> _Aim_
Check every line below for the word "symbol" and copy each one that has it.

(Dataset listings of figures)
= = = = = = =

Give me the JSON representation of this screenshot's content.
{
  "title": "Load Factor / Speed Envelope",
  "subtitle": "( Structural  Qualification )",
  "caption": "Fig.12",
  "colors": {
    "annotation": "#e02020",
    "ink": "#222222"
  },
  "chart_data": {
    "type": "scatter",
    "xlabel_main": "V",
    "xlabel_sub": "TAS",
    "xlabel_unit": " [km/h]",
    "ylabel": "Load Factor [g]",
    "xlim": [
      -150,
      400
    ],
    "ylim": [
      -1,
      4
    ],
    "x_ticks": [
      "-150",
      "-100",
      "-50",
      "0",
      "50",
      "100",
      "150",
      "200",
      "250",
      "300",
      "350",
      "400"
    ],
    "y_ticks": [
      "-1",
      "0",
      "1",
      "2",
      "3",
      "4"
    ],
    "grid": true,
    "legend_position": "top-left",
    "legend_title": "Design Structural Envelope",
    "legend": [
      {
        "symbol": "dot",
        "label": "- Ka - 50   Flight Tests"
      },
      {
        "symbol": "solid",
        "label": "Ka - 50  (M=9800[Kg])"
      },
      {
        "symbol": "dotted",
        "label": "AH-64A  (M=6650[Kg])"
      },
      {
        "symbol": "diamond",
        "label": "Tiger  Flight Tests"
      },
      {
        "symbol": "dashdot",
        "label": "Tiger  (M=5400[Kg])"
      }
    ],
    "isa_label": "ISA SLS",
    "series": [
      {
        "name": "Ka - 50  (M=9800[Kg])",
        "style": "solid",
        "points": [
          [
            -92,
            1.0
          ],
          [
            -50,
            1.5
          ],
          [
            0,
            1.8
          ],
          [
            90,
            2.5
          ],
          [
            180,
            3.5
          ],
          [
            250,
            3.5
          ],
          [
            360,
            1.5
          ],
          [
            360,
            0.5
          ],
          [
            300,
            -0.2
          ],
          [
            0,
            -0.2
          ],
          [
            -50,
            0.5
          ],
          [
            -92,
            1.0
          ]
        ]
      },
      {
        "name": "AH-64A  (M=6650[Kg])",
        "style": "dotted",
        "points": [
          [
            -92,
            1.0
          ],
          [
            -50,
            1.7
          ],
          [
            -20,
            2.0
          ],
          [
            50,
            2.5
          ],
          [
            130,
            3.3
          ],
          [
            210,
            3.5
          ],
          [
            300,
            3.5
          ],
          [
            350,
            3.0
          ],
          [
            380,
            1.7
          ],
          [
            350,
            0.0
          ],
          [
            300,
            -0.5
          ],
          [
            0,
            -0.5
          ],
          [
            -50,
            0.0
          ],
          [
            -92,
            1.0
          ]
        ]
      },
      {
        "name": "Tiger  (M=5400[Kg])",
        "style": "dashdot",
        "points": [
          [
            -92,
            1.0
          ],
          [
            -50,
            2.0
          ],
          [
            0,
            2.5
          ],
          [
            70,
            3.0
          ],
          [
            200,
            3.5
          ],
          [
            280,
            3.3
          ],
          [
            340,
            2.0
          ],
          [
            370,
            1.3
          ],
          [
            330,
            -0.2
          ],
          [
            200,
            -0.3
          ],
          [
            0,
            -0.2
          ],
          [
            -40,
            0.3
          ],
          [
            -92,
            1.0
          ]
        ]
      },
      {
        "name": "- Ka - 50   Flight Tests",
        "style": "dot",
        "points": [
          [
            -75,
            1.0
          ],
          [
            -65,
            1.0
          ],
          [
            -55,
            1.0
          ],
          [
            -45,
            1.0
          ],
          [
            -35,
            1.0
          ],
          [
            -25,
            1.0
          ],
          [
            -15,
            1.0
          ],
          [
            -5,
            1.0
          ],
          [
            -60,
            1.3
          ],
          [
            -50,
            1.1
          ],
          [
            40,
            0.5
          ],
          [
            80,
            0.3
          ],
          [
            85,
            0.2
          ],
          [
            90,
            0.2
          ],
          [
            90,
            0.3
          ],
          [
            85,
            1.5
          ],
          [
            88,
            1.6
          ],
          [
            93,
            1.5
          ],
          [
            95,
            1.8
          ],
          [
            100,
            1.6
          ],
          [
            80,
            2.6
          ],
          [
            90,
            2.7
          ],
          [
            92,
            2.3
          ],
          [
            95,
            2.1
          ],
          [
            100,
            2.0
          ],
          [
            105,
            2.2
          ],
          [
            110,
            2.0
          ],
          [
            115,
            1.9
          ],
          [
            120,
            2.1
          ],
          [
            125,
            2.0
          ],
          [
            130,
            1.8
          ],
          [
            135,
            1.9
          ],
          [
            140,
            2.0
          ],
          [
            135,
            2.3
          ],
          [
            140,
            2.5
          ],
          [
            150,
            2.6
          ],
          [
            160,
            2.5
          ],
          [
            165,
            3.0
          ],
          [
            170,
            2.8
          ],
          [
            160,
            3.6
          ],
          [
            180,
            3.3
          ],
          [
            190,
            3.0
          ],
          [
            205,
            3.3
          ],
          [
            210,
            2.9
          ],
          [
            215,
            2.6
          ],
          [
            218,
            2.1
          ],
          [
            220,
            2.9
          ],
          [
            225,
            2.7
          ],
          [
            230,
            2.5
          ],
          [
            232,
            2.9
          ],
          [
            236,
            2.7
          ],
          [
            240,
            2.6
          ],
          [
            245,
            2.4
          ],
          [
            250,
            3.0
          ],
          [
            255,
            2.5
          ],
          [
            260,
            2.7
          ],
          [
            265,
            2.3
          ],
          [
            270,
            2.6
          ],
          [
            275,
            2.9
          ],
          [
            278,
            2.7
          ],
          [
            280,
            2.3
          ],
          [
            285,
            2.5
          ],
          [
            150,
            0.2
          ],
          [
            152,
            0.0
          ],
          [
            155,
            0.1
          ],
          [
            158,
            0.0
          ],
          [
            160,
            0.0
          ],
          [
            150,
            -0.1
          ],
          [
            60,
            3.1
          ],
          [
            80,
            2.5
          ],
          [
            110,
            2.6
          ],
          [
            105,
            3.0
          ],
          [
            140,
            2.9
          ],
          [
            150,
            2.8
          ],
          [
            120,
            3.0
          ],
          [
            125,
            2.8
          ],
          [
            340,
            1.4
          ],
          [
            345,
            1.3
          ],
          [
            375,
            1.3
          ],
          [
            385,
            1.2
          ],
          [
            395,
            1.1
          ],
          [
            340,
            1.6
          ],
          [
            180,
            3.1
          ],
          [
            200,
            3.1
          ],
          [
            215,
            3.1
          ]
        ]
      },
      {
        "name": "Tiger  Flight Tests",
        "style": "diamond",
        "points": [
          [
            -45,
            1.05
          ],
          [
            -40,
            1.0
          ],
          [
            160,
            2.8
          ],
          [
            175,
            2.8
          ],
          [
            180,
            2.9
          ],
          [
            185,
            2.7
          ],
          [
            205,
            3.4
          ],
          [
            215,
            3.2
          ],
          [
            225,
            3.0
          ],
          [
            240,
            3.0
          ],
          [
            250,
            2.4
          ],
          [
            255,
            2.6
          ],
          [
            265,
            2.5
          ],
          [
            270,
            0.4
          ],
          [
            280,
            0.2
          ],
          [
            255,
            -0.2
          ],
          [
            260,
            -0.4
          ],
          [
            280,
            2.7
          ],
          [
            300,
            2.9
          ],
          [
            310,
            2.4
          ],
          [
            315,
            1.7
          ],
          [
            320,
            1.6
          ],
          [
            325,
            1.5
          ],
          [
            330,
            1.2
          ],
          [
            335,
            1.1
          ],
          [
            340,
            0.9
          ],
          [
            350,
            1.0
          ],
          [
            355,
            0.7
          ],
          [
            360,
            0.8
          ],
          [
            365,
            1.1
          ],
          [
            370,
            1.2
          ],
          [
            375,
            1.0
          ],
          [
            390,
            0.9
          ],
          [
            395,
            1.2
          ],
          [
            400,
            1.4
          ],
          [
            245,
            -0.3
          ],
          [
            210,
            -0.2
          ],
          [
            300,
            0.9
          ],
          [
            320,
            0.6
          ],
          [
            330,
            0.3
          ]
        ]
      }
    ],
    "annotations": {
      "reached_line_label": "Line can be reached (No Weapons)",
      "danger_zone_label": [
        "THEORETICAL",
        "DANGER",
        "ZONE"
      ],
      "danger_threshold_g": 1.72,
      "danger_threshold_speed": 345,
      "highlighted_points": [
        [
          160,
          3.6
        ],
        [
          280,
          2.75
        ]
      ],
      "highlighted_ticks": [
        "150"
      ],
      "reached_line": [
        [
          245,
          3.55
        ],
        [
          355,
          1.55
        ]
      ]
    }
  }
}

= = = = = = =

> _Expected output_
        "symbol": "dot",
        "symbol": "solid",
        "symbol": "dotted",
        "symbol": "diamond",
        "symbol": "dashdot",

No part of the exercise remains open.